→ Kutipan Sumber
Terlepas dari fakta yang sebenarnya, tidak dapat dipungkiri bahwa egoisme beragama memang kerap kali terjadi di negara kita. Penganut agama tertentu bisa secara nyaman melakukan melakukan ibadah, sementara ada penganut agama yang lain tidak tenang dalam melaksanakan ritual keagamaan mereka karena adanya intimidasi dan ancaman yang mengarah terhadap kekerasan.
Intoleransi dalam ruang keberagamaan tersebut tidak hanya terjadi antar agama saja, namun terjadi juga di internal agama tertentu. Sikap saling menghujat, merasa diri paling benar, dan menyudutkan yang lain dalam posis salah dan sesat adalah fenomena yang lagi marak-maraknya di Indonesia. Begitulah, egoisme beragama terjadi sangat kencang sehingga lupa bahwa egoisme itu merupakan sesuatu yang sangat di larang oleh agama dan dalam negara yang majemuk di Indonesia mengancam keharmonisan dan merentankan perpecahan.
Larangan Berlebihan dalam Beragama
Bagaimana agama Islam memandang fenomena egoisme beragama yang menggelinjang seperti di Indonesia? Pertanyaan ini penting mengingat mayoritas penduduk Indonesia adalah penganut agama Islam. Sebagai mayoritas sikap keberagamaan umat Islam akan lebih dominan mewarnai corak keberagamaan di negeri ini. Sebab, mayoritas biasanya lebih menguasai dan mampu memberikan tekanan terhadap minoritas.
Egoisme beragama atau sikap berlebihan dalam beragama dalam Islam disebut “Ghuluw”. Ia mengandung pengertian yang menguatkan (mubalaghah) terhadap sikap berlebihan dan melampaui batas dalam konteks beragama.Suatu perilaku beragama yang sangat dicela dalam agama Islam. Ia tidak terkait dengan keimanan yang mantap dan mendalam terhadap kebenaran agama. Ia tak lebih sebagai fenomena kegilaan dalam beragama yang dapat menciptakan nuansa teror dalam masyarakat, baik terhadap yang beda agama maupun seagama.

→ Data yang Ditampilkan
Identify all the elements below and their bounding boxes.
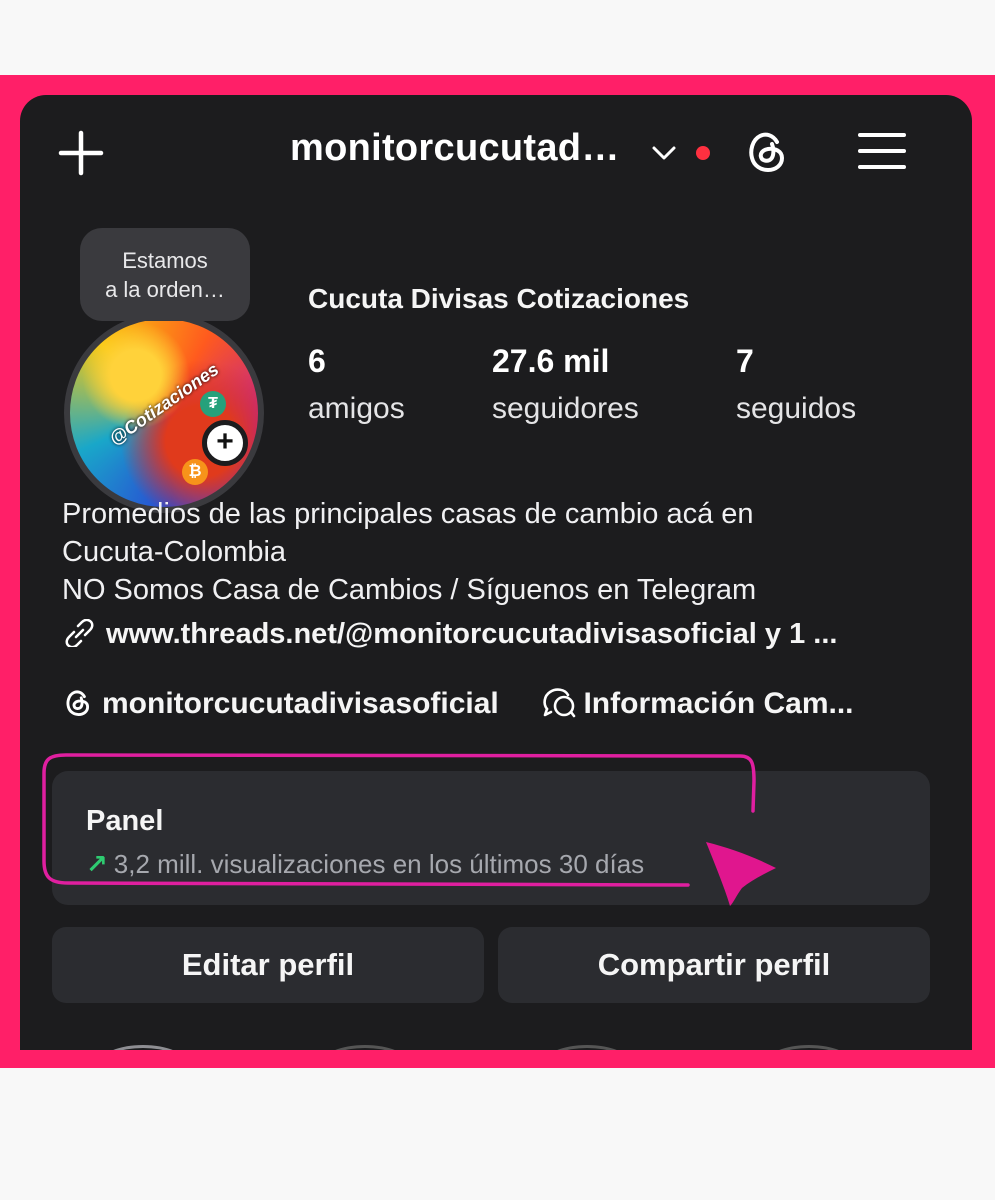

→ Soal Latihan
- 1) Dalam kutipan tentang egoisme beragama, apa sebutan dalam Islam bagi sikap berlebihan dalam beragama?
- 2) Lanjutkan tulisan tentang egoisme beragama mulai setelah kalimat terakhirnya.

→ Jawaban
- 1) Ghuluw.

- 2)
Al Qur’an mengingatkan: “Hai Ahli Kitab, janganlah kamu berlebih-lebihan (melampaui batas) dengan cara tidak benar dalam agamamu. Dan, janganlah kamu mengikuti hawa nafsu orang-orang yang telah sesat dahulunya (sebelum kedatangan Muhammad) dan mereka telah menyesatkan kebanyakan (manusia), dan mereka tersesat dari jalan yang lurus”. (Al Maidah: 77).
Dilarang karena ghuluw dapat sangat mudah diarahkan kepada hal-hal yang bersifat destruktif. Berpotensi merusak pada dirinya sendiri dan orang lain dan membawa seseorang pada hal-hal yang selalu bertentangan dengan nilai-nilai dan prinsip agama.
Pada ayat lain dikatakan: “Wahai Ahli Kitab, janganlah kamu melampaui batas dalam agamamu, dan janganlah kamu mengatakan terhadap Allah kecuali yang benar”. (An Nisa’: 171).
Rasulullah juga mengingatkan: “Wahai manusia, berhati-hatilah akan sikapmu yang melampaui batas (ghuluw) dalam beragama, karena kehancuran orang-orang sebelum kamu adalah karena mereka terlampau berlebihan dalam hal agama”. (HR. Ibnu Majah).
Kepada umatnya Rasulullah memerintahkan untuk tegak lurus pada kebenaran (hanifiyah), memegang teguh ajaran agama dan keyakinan mendalam terhadap kebenaran agama Islam. Namun, sikap tersebut tidak boleh mengenyampingkan sikap toleran. Sebab, terjadinya kesesatan dalam beragama sangat mungkin terjadi, ketika seseorang berpandangan atau bersikap yang melampau batas-batas kewarasan dalam beragama.
Ghuluw sejatinya merupakan praktik dosa yang disangka pahala. Disinilah telikungan iblis dalam upaya menyesatkan pemeluk agama Islam. Seseorang yang memiliki sikap ghuluw menyangka dirinya berada dalam koridor kebaikan, padahal nyata-nyata berjalan di rel kemaksiatan.
“Iblis berkata: “Ya Tuhanku, oleh sebab Engkau telah memutuskan bahwa aku sesat, pasti aku akan menjadikan mereka memandang baik (perbuatan maksiat) di muka bumi, dan pasti aku akan menyesatkan mereka semua”. (Al Hijr: 39).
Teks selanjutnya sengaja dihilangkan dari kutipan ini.